**Short exercise**
Extract the lines beginning at the one that holds "What does this" and ending at the final line of the material below, keeping them exact and leaving out all pictures.

**Record list**
· · · ·

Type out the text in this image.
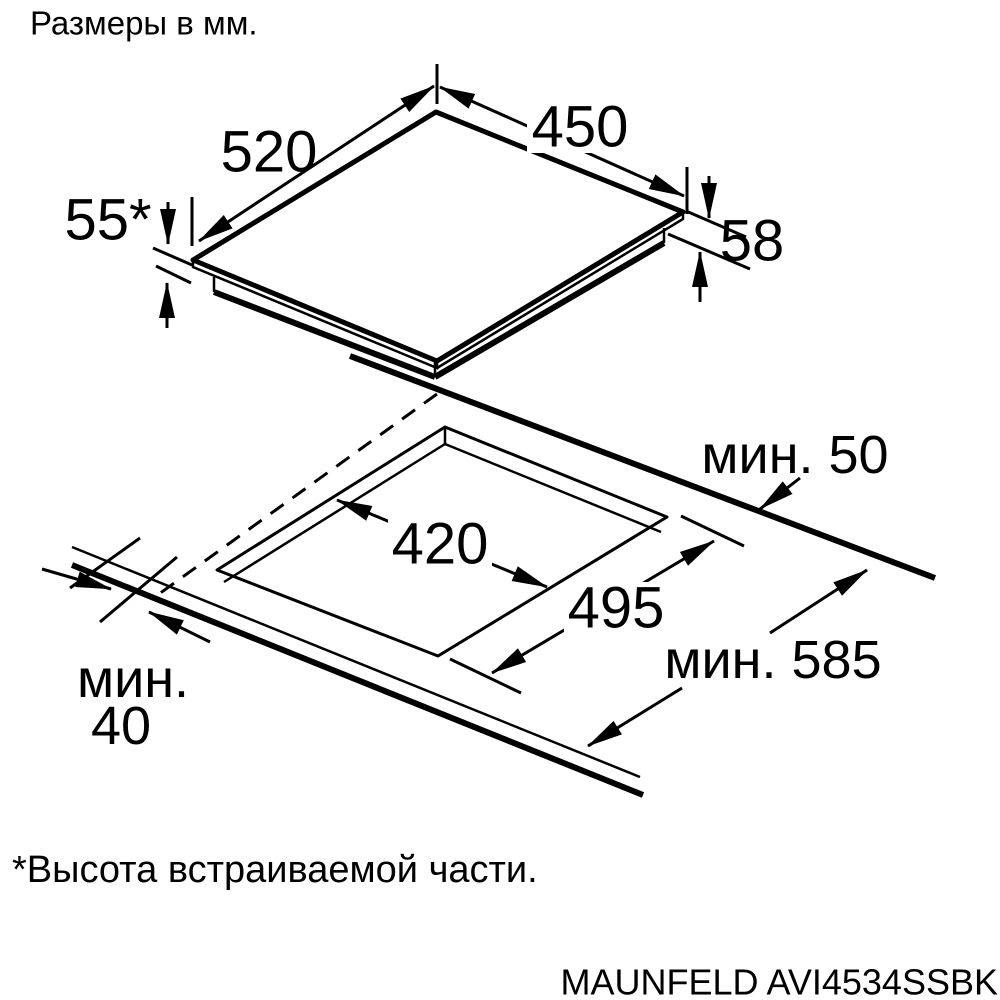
520	450
55*	58
420
495
мин. 50
мин. 585
мин.
40
Размеры в мм.
*Высота встраиваемой части.
MAUNFELD AVI4534SSBK
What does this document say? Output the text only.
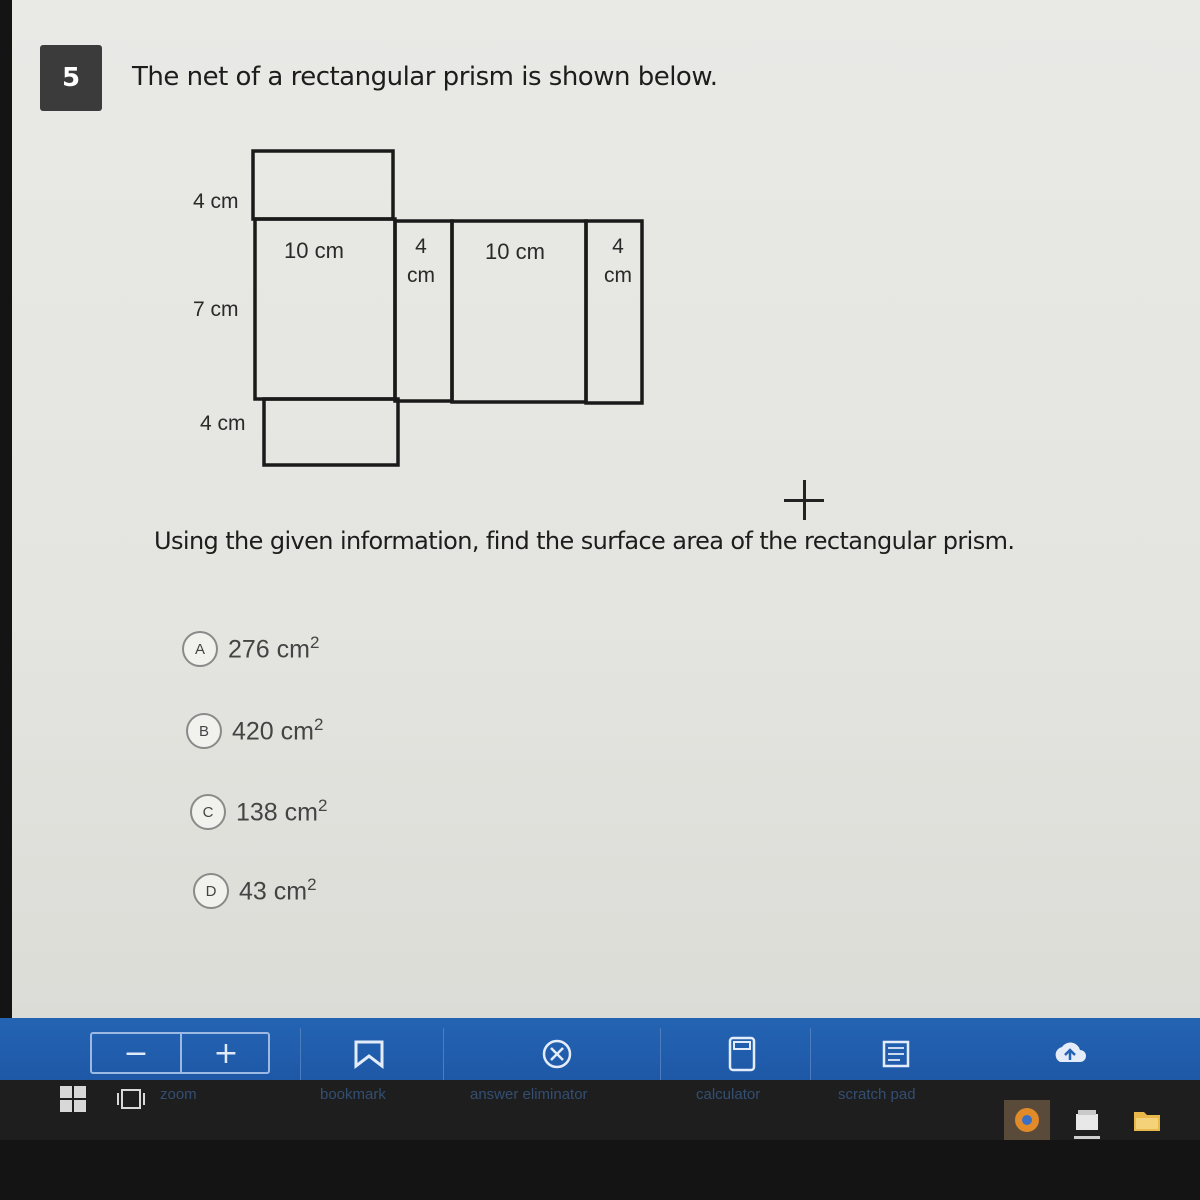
5	The net of a rectangular prism is shown below.
4 cm
7 cm
4 cm
10 cm	4
cm
10 cm	4
cm
Using the given information, find the surface area of the rectangular prism.
A 276 $cm^2$
B 420 $cm^2$
C 138 $cm^2$
D 43 $cm^2$
−	+
zoom	bookmark	answer eliminator	calculator	scratch pad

· · · ·

**Correct answer**
What does this document say? Output the text only.
5	The net of a rectangular prism is shown below.
4 cm
7 cm
4 cm
10 cm	4
cm
10 cm	4
cm
Using the given information, find the surface area of the rectangular prism.
A 276 $cm^2$
B 420 $cm^2$
C 138 $cm^2$
D 43 $cm^2$
−	+
zoom	bookmark	answer eliminator	calculator	scratch pad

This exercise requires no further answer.